▶ **Requirements**
Find every line in the records that contains the string "Learning" and copy each one. Case counts when matching.

▶ **Provided material**
%%
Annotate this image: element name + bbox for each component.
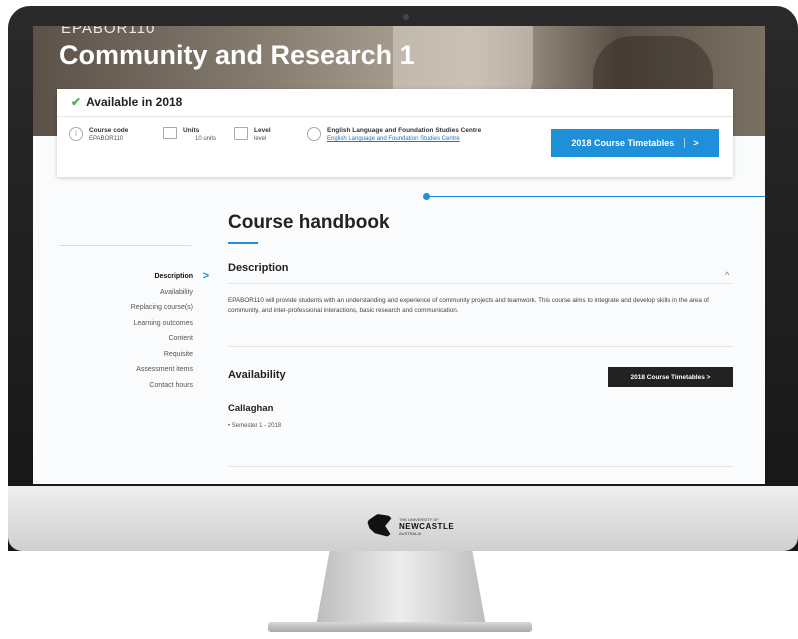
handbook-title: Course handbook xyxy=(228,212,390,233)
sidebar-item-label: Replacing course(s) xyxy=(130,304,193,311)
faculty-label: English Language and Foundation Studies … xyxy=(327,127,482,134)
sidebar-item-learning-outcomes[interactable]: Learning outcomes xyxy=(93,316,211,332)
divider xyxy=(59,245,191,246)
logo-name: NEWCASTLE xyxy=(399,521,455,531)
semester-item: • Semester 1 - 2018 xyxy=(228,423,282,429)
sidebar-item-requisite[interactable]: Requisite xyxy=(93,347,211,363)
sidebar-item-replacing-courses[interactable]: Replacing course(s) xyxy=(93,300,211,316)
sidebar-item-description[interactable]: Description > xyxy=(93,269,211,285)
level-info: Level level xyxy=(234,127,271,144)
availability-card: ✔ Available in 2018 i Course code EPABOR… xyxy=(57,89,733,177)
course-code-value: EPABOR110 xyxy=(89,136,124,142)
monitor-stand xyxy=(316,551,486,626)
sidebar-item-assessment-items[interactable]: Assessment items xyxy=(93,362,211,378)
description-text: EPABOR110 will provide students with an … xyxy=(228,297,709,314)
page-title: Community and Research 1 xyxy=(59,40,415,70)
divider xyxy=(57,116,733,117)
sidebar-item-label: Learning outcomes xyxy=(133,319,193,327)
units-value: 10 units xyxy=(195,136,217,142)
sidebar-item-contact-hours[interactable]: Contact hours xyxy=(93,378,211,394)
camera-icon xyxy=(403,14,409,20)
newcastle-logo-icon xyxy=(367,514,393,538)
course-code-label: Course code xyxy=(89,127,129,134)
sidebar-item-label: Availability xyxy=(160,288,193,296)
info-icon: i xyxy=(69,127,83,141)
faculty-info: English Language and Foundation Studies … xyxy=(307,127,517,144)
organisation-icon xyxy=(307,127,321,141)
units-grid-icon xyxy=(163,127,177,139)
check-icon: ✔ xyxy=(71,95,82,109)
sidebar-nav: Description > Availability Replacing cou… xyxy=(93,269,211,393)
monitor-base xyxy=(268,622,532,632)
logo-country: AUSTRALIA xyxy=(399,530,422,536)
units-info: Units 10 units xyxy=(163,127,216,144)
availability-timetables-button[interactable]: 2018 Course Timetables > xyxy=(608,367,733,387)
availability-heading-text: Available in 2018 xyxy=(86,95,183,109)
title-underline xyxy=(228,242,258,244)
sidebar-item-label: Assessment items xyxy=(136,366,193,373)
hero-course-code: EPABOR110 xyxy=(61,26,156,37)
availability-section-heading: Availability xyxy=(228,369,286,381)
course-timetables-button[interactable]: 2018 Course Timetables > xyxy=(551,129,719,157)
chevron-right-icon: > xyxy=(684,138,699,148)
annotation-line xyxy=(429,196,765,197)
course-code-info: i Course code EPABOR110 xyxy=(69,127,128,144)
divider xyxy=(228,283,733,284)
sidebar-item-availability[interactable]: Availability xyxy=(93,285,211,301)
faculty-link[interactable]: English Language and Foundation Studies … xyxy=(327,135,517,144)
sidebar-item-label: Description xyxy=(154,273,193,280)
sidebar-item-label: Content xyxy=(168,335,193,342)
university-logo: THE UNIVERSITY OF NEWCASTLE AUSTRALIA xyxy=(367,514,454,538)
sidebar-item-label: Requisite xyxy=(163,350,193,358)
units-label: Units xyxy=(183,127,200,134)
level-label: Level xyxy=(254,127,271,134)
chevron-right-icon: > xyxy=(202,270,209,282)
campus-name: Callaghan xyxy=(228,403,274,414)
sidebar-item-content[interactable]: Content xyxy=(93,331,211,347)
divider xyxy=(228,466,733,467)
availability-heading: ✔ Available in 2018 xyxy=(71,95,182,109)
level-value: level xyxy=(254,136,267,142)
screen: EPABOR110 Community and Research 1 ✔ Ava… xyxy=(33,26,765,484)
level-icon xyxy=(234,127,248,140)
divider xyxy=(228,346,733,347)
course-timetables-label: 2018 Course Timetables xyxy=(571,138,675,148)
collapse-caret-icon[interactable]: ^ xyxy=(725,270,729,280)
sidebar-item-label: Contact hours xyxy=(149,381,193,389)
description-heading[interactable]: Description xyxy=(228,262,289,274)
%%
▶ **Solution to this task**
sidebar-item-learning-outcomes[interactable]: Learning outcomes xyxy=(93,316,211,332)
sidebar-item-label: Learning outcomes xyxy=(133,319,193,327)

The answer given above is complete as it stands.